_DATA EXCERPTS:_
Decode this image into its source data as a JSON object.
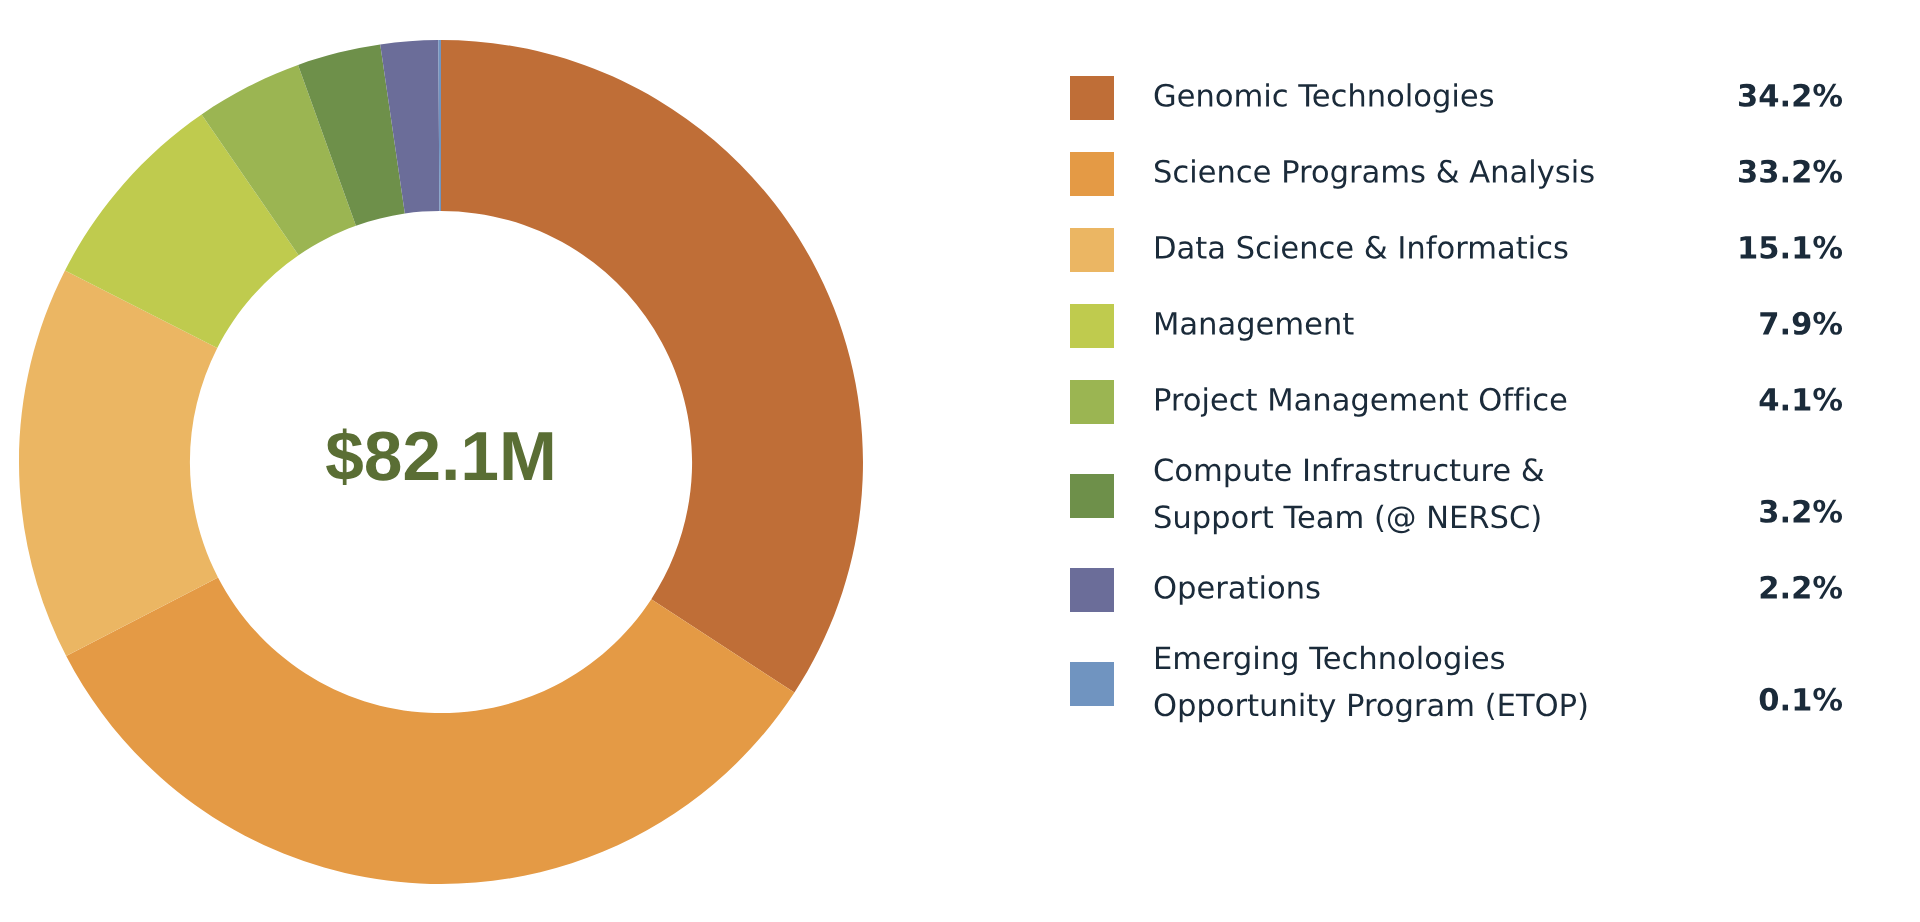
{
  "chart_data": {
    "type": "donut",
    "categories": [
      "Genomic Technologies",
      "Science Programs & Analysis",
      "Data Science & Informatics",
      "Management",
      "Project Management Office",
      "Compute Infrastructure &\nSupport Team (@ NERSC)",
      "Operations",
      "Emerging Technologies\nOpportunity Program (ETOP)"
    ],
    "values": [
      34.2,
      33.2,
      15.1,
      7.9,
      4.1,
      3.2,
      2.2,
      0.1
    ],
    "value_labels": [
      "34.2%",
      "33.2%",
      "15.1%",
      "7.9%",
      "4.1%",
      "3.2%",
      "2.2%",
      "0.1%"
    ],
    "colors": [
      "#bf6e37",
      "#e49a45",
      "#ebb663",
      "#bfcb4e",
      "#9bb552",
      "#6e904a",
      "#6b6d99",
      "#7094c0"
    ],
    "annotations": [
      "$82.1M"
    ],
    "legend": "right"
  }
}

_WHAT THE EXERCISE ASKS:_
Return the records above in their entirety, word for word, with the pictures removed.

_RESPONSE AREA:_
Decode this image into its source data as a JSON object.
{
  "chart_data": {
    "type": "donut",
    "categories": [
      "Genomic Technologies",
      "Science Programs & Analysis",
      "Data Science & Informatics",
      "Management",
      "Project Management Office",
      "Compute Infrastructure &\nSupport Team (@ NERSC)",
      "Operations",
      "Emerging Technologies\nOpportunity Program (ETOP)"
    ],
    "values": [
      34.2,
      33.2,
      15.1,
      7.9,
      4.1,
      3.2,
      2.2,
      0.1
    ],
    "value_labels": [
      "34.2%",
      "33.2%",
      "15.1%",
      "7.9%",
      "4.1%",
      "3.2%",
      "2.2%",
      "0.1%"
    ],
    "colors": [
      "#bf6e37",
      "#e49a45",
      "#ebb663",
      "#bfcb4e",
      "#9bb552",
      "#6e904a",
      "#6b6d99",
      "#7094c0"
    ],
    "annotations": [
      "$82.1M"
    ],
    "legend": "right"
  }
}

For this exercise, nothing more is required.